Goal - Without omitting anything, return the records precisely as given.

____ Dataset rows

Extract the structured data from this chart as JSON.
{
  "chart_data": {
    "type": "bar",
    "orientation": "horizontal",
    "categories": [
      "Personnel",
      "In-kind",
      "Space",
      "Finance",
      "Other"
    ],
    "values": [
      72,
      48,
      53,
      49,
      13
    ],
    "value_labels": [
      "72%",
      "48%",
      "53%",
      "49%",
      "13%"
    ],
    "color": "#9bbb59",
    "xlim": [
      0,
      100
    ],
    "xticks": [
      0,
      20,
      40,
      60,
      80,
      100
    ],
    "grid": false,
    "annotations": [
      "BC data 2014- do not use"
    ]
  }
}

________

Written response -
Extract the structured data from this chart as JSON.
{
  "chart_data": {
    "type": "bar",
    "orientation": "horizontal",
    "categories": [
      "Personnel",
      "In-kind",
      "Space",
      "Finance",
      "Other"
    ],
    "values": [
      72,
      48,
      53,
      49,
      13
    ],
    "value_labels": [
      "72%",
      "48%",
      "53%",
      "49%",
      "13%"
    ],
    "color": "#9bbb59",
    "xlim": [
      0,
      100
    ],
    "xticks": [
      0,
      20,
      40,
      60,
      80,
      100
    ],
    "grid": false,
    "annotations": [
      "BC data 2014- do not use"
    ]
  }
}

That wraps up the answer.